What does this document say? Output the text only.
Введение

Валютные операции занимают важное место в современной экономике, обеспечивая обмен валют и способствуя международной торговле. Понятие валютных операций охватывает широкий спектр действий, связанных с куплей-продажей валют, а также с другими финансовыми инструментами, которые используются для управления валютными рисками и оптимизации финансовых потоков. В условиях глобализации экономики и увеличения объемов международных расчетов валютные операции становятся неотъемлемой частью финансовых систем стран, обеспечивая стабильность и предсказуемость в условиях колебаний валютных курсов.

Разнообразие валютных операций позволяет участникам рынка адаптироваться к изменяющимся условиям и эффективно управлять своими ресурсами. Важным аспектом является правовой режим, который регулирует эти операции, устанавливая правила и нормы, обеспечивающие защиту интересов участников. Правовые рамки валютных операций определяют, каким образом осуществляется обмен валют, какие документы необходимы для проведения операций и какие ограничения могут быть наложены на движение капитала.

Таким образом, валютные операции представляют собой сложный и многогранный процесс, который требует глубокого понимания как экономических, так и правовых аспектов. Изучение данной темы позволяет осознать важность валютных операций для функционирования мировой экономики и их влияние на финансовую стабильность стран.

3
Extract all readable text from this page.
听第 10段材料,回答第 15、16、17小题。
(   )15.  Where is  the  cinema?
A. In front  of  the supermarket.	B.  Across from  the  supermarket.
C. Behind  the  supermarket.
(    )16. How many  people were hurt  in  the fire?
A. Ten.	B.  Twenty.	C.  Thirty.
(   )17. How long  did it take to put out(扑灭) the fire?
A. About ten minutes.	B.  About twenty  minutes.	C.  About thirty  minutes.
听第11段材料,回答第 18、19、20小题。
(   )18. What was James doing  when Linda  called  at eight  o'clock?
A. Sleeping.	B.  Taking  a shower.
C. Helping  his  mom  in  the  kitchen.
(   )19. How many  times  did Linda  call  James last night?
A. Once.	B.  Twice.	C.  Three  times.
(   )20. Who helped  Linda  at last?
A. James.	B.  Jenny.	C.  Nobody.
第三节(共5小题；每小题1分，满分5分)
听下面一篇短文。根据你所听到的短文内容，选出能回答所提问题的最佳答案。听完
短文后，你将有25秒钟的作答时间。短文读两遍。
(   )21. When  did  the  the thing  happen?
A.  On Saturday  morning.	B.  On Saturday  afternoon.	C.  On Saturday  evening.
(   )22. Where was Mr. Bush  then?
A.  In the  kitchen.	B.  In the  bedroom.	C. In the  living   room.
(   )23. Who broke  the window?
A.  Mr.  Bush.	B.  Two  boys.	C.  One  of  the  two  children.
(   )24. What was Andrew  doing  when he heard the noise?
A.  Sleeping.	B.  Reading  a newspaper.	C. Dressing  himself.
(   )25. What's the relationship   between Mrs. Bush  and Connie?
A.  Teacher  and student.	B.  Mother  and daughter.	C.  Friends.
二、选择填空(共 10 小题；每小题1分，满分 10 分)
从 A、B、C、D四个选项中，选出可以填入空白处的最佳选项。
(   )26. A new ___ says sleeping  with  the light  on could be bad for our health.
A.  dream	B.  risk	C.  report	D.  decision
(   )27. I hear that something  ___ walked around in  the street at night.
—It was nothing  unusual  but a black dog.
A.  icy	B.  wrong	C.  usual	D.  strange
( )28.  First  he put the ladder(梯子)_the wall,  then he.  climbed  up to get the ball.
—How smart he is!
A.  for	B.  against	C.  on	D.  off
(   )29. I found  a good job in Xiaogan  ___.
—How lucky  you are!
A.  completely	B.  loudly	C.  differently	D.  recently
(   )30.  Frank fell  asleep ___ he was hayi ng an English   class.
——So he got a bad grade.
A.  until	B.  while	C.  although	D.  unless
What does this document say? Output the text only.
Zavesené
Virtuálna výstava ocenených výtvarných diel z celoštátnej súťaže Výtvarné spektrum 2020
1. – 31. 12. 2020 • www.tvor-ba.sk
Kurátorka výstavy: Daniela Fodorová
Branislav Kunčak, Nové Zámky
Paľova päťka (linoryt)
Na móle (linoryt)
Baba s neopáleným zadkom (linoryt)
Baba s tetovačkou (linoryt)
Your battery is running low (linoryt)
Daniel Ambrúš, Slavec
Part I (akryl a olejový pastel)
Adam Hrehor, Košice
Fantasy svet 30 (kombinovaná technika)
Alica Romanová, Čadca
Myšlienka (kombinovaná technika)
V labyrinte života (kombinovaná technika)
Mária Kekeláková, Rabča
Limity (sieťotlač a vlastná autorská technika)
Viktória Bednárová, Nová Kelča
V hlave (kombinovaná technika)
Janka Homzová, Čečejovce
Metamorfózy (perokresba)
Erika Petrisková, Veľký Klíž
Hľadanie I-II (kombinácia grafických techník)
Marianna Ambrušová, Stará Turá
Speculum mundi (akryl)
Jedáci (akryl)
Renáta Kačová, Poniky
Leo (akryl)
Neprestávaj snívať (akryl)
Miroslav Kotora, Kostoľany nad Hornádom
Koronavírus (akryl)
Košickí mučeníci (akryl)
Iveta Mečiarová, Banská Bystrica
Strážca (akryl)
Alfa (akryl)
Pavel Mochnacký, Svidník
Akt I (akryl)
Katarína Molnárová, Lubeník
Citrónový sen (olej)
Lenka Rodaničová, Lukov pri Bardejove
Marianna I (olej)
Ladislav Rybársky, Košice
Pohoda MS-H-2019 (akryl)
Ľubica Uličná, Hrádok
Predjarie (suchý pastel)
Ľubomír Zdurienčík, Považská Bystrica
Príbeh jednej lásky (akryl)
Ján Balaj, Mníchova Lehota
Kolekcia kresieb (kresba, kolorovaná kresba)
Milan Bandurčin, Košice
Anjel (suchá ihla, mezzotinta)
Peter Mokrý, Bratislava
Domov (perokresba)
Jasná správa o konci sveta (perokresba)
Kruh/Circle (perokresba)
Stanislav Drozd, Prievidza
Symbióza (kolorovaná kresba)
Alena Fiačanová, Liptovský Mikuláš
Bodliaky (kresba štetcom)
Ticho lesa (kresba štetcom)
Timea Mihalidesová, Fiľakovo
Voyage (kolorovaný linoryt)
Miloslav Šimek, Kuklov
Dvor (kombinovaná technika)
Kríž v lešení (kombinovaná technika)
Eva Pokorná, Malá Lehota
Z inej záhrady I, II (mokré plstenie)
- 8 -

:::

REQUEST: Go through the material above and count the lines that include "Baba". Give the number alone.

EXERCISE RESULT: 2